Work required: Each line holding the word "this" counts once; give the total and nothing more.
[Start of Dataset extract]
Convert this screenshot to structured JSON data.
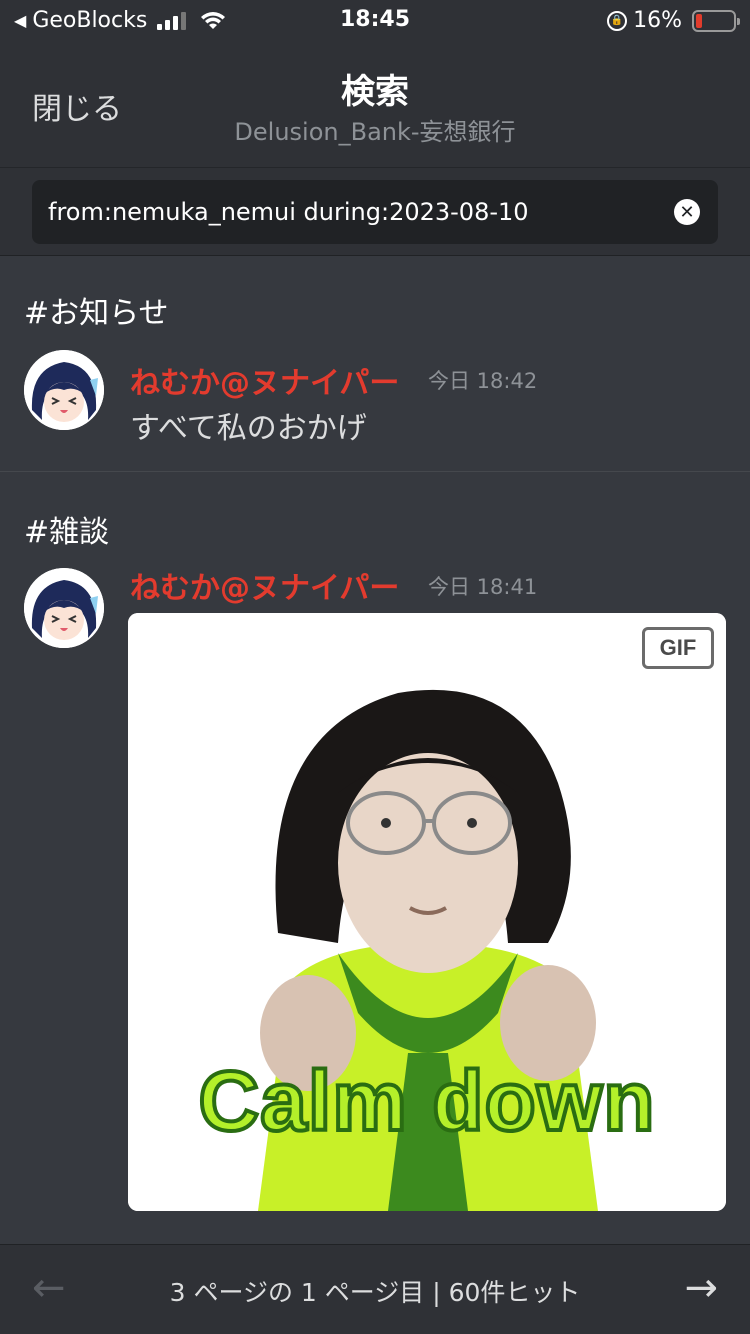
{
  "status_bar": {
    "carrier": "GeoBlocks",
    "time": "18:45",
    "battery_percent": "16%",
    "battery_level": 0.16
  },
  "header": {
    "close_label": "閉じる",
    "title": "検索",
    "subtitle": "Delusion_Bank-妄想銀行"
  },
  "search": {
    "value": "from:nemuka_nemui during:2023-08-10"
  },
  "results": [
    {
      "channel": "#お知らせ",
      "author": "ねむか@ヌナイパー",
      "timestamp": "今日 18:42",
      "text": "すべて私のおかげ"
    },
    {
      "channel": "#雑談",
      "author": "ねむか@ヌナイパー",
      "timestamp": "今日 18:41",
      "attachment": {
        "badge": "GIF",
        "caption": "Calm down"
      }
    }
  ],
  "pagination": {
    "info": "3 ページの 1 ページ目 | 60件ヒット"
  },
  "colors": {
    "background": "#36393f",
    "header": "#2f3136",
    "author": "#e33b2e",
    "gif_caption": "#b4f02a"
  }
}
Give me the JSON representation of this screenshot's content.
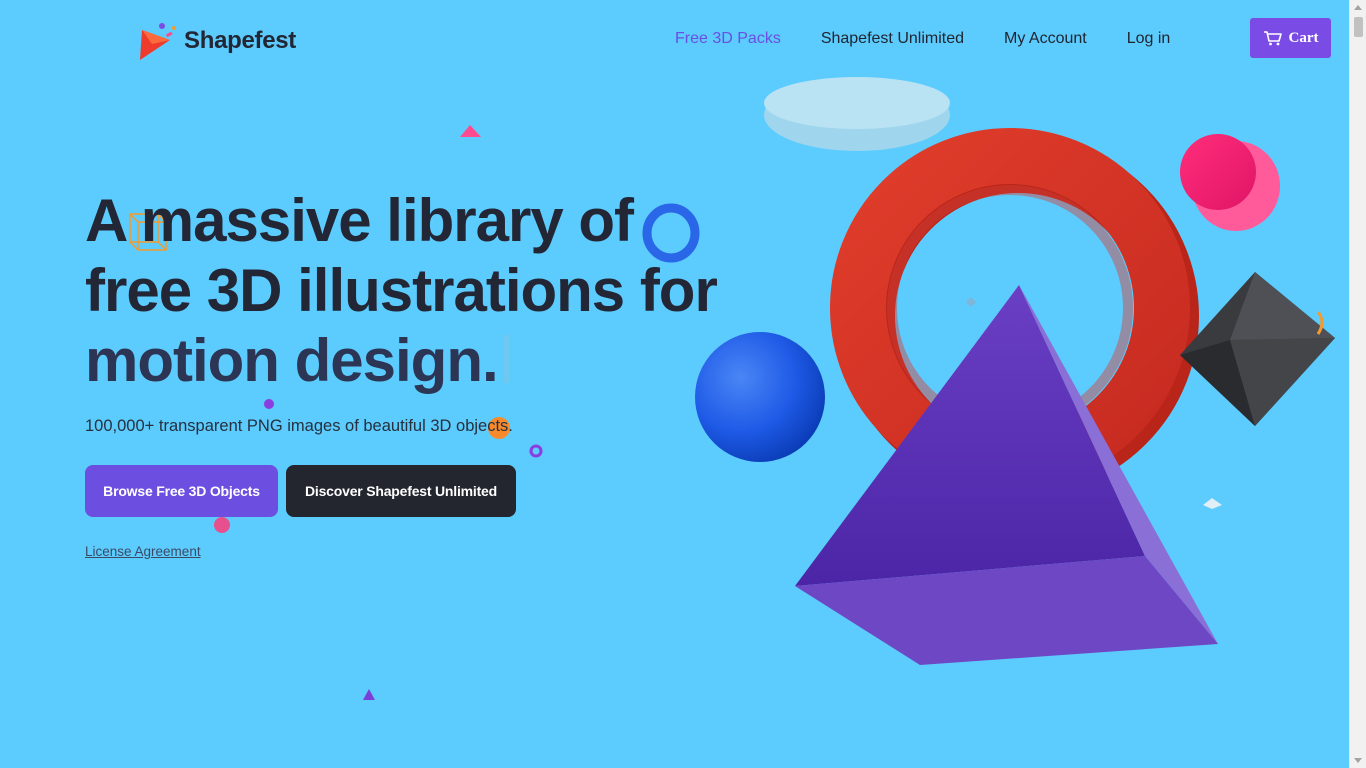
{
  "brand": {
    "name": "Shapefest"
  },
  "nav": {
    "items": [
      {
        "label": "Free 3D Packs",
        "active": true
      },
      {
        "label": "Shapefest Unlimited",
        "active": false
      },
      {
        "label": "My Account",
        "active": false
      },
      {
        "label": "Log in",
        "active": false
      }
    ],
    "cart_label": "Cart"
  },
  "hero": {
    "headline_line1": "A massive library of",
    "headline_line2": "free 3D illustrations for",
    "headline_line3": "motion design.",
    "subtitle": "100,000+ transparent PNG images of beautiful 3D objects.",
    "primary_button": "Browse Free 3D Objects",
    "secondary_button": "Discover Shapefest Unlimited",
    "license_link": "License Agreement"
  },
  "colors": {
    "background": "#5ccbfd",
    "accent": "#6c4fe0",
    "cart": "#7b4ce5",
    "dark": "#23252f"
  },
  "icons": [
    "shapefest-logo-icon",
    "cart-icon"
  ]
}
[End of Dataset extract]
[Start of Dataset extract]
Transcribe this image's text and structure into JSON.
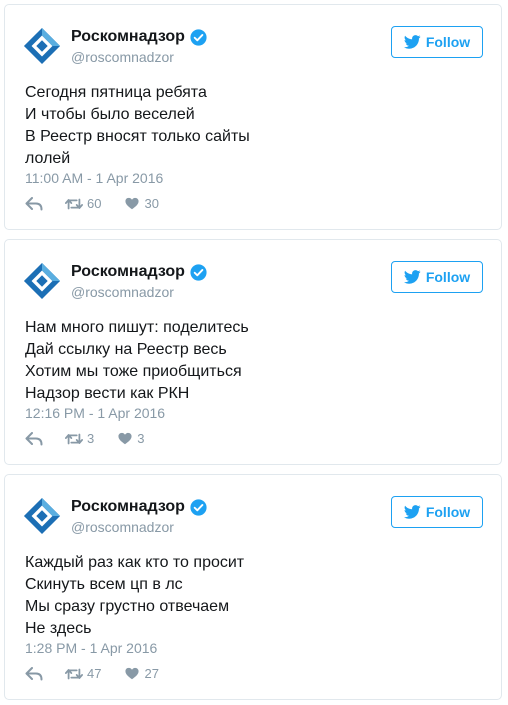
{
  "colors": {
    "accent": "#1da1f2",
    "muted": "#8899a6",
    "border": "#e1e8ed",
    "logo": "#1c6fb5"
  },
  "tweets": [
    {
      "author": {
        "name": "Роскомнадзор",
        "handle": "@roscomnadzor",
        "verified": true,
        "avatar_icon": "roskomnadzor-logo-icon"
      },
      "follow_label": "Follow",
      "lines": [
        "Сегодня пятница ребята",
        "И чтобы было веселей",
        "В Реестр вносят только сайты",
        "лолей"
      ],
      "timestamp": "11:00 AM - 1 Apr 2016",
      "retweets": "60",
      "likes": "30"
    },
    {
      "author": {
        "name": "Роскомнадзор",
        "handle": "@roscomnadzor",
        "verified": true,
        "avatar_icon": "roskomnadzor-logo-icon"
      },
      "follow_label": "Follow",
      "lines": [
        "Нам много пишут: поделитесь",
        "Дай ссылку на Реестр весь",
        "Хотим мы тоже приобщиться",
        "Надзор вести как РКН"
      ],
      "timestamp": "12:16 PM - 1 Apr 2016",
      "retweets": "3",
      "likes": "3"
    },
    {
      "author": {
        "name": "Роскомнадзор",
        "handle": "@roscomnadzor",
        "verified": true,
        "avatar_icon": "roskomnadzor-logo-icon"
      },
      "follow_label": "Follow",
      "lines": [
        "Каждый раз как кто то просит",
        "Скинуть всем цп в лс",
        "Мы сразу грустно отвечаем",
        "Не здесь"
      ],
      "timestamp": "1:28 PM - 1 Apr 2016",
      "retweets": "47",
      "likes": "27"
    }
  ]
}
[End of Dataset extract]
[Start of Dataset extract]
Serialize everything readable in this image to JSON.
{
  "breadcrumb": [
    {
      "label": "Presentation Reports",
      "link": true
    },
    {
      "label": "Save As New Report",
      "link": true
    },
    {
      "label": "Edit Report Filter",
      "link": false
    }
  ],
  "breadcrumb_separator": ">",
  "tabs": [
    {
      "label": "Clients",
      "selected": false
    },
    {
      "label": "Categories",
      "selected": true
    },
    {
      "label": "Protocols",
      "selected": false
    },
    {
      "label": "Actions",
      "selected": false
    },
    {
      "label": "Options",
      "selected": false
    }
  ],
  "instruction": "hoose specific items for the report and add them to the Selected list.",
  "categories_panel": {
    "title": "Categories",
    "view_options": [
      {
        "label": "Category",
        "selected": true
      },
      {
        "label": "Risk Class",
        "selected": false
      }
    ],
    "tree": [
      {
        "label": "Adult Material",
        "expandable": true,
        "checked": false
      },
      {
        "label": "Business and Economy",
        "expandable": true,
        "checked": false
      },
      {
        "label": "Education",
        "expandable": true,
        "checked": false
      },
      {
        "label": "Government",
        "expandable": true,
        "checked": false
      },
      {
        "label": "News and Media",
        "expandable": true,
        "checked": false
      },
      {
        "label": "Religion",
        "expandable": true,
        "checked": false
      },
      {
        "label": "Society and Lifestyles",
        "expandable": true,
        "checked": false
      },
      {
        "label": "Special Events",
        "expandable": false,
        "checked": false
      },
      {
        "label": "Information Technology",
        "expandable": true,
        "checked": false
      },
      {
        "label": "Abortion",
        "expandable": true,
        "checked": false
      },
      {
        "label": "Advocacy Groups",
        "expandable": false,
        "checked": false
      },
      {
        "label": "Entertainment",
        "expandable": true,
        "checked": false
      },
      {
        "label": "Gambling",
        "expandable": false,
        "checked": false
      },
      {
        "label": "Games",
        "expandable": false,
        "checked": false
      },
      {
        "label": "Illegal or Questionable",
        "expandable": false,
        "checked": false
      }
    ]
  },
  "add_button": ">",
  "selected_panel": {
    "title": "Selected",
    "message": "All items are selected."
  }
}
[End of Dataset extract]
The solution: 4